**Your assignment:** Search the listing below for the word "Anaesthesiology", and copy every line in which it turns up.

(Input for this task)

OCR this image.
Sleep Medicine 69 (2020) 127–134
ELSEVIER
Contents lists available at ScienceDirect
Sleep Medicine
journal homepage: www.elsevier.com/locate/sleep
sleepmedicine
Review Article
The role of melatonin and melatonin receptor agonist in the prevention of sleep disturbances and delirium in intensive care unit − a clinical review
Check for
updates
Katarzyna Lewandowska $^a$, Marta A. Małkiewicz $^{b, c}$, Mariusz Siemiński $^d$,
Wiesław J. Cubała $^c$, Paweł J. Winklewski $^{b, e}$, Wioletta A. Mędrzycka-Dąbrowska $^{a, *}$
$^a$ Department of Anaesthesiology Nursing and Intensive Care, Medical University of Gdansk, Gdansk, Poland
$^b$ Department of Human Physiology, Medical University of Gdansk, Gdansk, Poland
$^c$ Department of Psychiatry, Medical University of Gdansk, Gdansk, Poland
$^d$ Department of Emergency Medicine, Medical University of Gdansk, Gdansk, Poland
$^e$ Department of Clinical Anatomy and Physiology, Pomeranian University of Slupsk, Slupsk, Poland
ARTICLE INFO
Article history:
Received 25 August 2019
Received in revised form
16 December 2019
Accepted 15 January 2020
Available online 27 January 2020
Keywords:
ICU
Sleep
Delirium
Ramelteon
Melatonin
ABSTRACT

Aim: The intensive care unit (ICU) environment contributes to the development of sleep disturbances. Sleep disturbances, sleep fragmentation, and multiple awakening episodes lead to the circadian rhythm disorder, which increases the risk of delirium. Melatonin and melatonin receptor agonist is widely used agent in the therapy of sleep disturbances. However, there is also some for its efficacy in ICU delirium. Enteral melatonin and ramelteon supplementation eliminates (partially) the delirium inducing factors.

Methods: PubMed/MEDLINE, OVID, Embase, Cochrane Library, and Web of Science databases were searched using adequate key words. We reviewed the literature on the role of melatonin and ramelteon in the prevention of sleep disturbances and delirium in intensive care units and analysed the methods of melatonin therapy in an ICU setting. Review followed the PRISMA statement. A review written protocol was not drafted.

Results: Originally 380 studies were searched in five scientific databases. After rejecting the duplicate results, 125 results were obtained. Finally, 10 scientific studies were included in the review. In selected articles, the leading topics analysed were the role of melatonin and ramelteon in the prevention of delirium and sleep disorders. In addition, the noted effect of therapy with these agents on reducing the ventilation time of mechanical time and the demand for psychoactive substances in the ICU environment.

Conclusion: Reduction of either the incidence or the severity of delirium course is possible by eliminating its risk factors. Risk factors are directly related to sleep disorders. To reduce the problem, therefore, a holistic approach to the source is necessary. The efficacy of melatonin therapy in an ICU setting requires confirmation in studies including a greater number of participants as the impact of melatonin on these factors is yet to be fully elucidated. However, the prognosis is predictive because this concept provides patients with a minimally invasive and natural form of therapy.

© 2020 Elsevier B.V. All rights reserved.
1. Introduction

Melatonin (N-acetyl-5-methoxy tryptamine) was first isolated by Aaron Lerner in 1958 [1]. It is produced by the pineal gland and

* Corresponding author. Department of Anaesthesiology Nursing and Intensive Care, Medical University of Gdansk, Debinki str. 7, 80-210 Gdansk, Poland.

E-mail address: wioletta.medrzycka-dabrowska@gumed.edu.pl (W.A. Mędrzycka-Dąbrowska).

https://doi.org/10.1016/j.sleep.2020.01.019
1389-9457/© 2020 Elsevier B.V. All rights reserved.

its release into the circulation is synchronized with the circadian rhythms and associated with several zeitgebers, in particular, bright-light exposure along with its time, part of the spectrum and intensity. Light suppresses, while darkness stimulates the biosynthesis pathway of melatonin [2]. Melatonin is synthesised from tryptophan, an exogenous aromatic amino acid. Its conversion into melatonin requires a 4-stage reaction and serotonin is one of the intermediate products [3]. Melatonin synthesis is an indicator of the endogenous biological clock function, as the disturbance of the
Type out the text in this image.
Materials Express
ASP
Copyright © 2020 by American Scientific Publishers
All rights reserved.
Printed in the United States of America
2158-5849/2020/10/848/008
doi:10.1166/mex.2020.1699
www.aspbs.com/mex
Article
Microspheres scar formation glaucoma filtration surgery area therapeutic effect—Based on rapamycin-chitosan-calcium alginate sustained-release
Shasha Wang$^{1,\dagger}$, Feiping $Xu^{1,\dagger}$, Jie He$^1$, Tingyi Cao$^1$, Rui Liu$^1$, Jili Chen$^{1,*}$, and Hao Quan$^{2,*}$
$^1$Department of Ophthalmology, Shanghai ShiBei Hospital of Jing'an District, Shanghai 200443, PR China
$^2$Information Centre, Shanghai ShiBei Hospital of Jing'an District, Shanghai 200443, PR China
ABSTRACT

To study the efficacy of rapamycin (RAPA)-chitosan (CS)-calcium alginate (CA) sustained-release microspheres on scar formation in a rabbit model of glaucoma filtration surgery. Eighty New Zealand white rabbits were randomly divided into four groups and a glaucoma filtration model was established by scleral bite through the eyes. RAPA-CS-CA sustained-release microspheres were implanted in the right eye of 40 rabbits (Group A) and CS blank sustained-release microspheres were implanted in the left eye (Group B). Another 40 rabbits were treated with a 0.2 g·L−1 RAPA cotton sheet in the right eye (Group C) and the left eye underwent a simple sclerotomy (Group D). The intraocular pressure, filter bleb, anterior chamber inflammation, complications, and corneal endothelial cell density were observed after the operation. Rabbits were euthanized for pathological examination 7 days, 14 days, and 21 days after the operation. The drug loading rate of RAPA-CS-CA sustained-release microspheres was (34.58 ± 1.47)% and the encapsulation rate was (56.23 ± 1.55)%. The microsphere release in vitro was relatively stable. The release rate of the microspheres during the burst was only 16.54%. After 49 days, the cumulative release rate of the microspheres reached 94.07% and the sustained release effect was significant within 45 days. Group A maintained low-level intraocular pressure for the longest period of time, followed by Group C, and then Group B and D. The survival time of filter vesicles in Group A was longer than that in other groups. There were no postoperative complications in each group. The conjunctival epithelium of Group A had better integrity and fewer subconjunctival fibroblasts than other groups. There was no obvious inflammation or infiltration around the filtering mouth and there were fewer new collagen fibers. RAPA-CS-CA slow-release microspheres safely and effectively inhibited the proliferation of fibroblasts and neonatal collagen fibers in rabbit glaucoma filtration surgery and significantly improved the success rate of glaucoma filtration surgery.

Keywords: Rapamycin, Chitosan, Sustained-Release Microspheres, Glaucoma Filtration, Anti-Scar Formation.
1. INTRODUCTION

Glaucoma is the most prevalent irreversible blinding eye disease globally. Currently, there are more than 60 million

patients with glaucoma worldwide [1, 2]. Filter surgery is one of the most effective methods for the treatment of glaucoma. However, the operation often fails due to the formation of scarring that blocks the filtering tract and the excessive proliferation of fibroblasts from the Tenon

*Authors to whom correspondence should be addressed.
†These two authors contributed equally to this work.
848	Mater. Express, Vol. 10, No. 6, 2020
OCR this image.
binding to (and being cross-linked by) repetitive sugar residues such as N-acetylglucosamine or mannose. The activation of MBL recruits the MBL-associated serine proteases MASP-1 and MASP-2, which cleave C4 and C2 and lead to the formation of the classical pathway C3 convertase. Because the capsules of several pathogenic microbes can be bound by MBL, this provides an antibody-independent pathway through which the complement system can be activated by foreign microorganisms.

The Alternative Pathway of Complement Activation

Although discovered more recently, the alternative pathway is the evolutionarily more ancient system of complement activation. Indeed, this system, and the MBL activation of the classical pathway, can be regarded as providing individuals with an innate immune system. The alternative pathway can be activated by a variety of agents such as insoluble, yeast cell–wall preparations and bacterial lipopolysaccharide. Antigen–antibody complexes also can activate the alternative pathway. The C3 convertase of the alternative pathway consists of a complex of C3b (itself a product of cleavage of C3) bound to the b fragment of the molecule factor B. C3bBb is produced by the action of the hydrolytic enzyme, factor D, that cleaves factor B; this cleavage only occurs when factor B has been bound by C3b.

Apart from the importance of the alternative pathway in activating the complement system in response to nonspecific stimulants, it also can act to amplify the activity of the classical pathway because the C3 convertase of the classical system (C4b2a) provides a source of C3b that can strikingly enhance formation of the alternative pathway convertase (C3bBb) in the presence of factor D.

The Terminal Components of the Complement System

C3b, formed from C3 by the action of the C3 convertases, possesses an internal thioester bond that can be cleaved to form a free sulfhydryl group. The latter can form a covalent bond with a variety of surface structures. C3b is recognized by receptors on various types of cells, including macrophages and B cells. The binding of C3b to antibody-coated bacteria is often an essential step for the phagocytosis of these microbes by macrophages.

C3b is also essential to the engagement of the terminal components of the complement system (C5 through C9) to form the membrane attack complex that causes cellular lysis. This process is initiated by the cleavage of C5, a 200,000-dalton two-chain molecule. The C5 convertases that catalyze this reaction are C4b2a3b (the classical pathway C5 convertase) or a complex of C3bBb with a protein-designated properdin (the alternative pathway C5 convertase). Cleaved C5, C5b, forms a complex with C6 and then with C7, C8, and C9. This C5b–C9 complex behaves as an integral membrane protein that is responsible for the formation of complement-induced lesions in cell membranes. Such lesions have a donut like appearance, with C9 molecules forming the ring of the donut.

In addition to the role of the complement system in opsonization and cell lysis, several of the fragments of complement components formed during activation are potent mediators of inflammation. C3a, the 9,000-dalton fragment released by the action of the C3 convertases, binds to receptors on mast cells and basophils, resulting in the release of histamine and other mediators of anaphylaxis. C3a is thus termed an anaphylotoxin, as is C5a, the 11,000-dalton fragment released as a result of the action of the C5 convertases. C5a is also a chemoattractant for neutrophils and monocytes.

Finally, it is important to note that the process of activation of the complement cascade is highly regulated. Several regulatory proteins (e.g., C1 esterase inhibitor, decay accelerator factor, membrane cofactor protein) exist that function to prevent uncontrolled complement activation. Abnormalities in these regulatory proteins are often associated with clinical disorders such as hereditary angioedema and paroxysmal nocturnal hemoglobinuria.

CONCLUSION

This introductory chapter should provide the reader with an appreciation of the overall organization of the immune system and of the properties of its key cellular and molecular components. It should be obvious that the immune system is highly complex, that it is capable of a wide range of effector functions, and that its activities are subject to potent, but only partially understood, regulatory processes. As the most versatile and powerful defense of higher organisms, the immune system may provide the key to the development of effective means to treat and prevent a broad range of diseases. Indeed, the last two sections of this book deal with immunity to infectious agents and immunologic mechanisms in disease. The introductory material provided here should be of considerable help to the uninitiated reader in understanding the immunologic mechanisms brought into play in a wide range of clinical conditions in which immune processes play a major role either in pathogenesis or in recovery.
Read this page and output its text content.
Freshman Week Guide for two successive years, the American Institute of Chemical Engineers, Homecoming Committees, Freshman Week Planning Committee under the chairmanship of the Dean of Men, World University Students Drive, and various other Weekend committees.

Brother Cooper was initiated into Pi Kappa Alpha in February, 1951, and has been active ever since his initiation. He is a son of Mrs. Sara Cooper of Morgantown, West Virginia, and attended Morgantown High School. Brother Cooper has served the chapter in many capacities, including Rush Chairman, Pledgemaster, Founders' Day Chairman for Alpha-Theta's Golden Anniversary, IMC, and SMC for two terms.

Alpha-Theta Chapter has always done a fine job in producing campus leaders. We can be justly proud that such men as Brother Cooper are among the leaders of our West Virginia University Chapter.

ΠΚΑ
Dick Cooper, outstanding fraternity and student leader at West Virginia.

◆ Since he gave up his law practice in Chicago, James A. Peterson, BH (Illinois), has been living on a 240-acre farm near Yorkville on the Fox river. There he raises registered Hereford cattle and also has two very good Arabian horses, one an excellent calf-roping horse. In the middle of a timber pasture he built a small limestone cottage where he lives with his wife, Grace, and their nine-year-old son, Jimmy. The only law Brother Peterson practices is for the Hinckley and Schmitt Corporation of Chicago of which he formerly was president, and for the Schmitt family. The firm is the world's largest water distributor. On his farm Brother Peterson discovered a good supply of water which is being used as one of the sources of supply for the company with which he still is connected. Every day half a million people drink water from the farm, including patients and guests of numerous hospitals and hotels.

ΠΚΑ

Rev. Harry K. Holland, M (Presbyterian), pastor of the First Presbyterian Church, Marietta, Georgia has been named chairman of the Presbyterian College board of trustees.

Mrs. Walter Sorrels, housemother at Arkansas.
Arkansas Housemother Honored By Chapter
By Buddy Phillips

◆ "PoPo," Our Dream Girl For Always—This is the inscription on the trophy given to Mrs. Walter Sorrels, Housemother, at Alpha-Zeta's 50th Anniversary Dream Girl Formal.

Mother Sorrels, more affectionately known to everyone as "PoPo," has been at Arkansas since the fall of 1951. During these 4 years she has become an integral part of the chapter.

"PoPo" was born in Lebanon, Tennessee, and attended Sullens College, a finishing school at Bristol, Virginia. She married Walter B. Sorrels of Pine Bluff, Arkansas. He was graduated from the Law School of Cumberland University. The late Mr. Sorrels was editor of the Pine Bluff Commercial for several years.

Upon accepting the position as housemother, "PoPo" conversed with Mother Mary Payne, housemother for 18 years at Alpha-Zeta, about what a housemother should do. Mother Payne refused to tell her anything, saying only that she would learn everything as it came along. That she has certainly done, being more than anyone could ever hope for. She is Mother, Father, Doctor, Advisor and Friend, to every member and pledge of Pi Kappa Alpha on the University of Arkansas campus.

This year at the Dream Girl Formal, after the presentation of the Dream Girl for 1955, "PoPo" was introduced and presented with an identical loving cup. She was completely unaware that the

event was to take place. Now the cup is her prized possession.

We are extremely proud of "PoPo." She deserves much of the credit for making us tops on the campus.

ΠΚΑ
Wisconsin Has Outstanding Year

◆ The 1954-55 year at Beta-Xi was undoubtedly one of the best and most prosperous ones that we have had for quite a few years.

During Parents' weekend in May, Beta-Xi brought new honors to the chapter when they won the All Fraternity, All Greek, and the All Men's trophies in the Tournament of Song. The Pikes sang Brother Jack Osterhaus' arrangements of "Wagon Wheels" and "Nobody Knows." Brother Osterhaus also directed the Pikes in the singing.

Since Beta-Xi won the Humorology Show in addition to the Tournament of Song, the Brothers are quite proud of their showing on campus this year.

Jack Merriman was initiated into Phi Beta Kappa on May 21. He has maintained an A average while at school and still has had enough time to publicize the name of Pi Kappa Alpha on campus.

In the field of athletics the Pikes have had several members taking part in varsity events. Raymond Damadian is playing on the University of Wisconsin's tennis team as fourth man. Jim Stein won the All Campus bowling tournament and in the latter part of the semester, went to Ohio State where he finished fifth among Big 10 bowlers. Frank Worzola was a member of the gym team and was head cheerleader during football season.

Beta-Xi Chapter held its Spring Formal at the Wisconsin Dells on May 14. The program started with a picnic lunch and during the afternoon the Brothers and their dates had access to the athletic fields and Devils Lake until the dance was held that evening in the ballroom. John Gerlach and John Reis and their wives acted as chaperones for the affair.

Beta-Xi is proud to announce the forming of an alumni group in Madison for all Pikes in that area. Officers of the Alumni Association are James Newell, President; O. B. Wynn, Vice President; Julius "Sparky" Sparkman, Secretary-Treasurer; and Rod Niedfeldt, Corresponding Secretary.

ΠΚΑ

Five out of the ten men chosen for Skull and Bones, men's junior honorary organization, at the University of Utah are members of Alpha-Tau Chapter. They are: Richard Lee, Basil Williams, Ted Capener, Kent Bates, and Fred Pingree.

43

(End Input for this task)

**Result for this exercise:**
$^a$ Department of Anaesthesiology Nursing and Intensive Care, Medical University of Gdansk, Gdansk, Poland
* Corresponding author. Department of Anaesthesiology Nursing and Intensive Care, Medical University of Gdansk, Debinki str. 7, 80-210 Gdansk, Poland.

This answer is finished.